▶ **Exercise directions**
Only the pictures are omitted; repeat all other data exactly.
----- Data supplied
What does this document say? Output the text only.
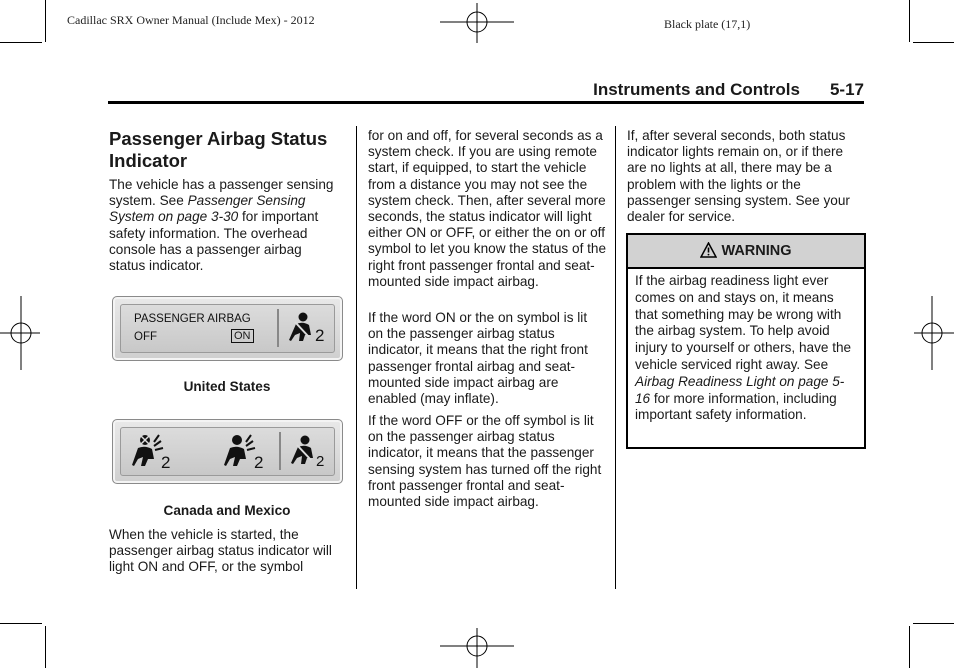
Cadillac SRX Owner Manual (Include Mex) - 2012	Black plate (17,1)
Instruments and Controls 5-17
Passenger Airbag Status
Indicator

The vehicle has a passenger sensing system. See Passenger Sensing System on page 3-30 for important safety information. The overhead console has a passenger airbag status indicator.

PASSENGER AIRBAG
OFF	ON	2
United States
2	2	2
Canada and Mexico

When the vehicle is started, the passenger airbag status indicator will light ON and OFF, or the symbol

for on and off, for several seconds as a system check. If you are using remote start, if equipped, to start the vehicle from a distance you may not see the system check. Then, after several more seconds, the status indicator will light either ON or OFF, or either the on or off symbol to let you know the status of the right front passenger frontal and seat-mounted side impact airbag.

If the word ON or the on symbol is lit on the passenger airbag status indicator, it means that the right front passenger frontal airbag and seat-mounted side impact airbag are enabled (may inflate).

If the word OFF or the off symbol is lit on the passenger airbag status indicator, it means that the passenger sensing system has turned off the right front passenger frontal and seat-mounted side impact airbag.

If, after several seconds, both status indicator lights remain on, or if there are no lights at all, there may be a problem with the lights or the passenger sensing system. See your dealer for service.

WARNING

If the airbag readiness light ever comes on and stays on, it means that something may be wrong with the airbag system. To help avoid injury to yourself or others, have the vehicle serviced right away. See Airbag Readiness Light on page 5-16 for more information, including important safety information.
----------
▶ **Finished task**
What does this document say? Output the text only.
Cadillac SRX Owner Manual (Include Mex) - 2012	Black plate (17,1)
Instruments and Controls 5-17
Passenger Airbag Status
Indicator

The vehicle has a passenger sensing system. See Passenger Sensing System on page 3-30 for important safety information. The overhead console has a passenger airbag status indicator.

PASSENGER AIRBAG
OFF	ON	2
United States
2	2	2
Canada and Mexico

When the vehicle is started, the passenger airbag status indicator will light ON and OFF, or the symbol

for on and off, for several seconds as a system check. If you are using remote start, if equipped, to start the vehicle from a distance you may not see the system check. Then, after several more seconds, the status indicator will light either ON or OFF, or either the on or off symbol to let you know the status of the right front passenger frontal and seat-mounted side impact airbag.

If the word ON or the on symbol is lit on the passenger airbag status indicator, it means that the right front passenger frontal airbag and seat-mounted side impact airbag are enabled (may inflate).

If the word OFF or the off symbol is lit on the passenger airbag status indicator, it means that the passenger sensing system has turned off the right front passenger frontal and seat-mounted side impact airbag.

If, after several seconds, both status indicator lights remain on, or if there are no lights at all, there may be a problem with the lights or the passenger sensing system. See your dealer for service.

WARNING

If the airbag readiness light ever comes on and stays on, it means that something may be wrong with the airbag system. To help avoid injury to yourself or others, have the vehicle serviced right away. See Airbag Readiness Light on page 5-16 for more information, including important safety information.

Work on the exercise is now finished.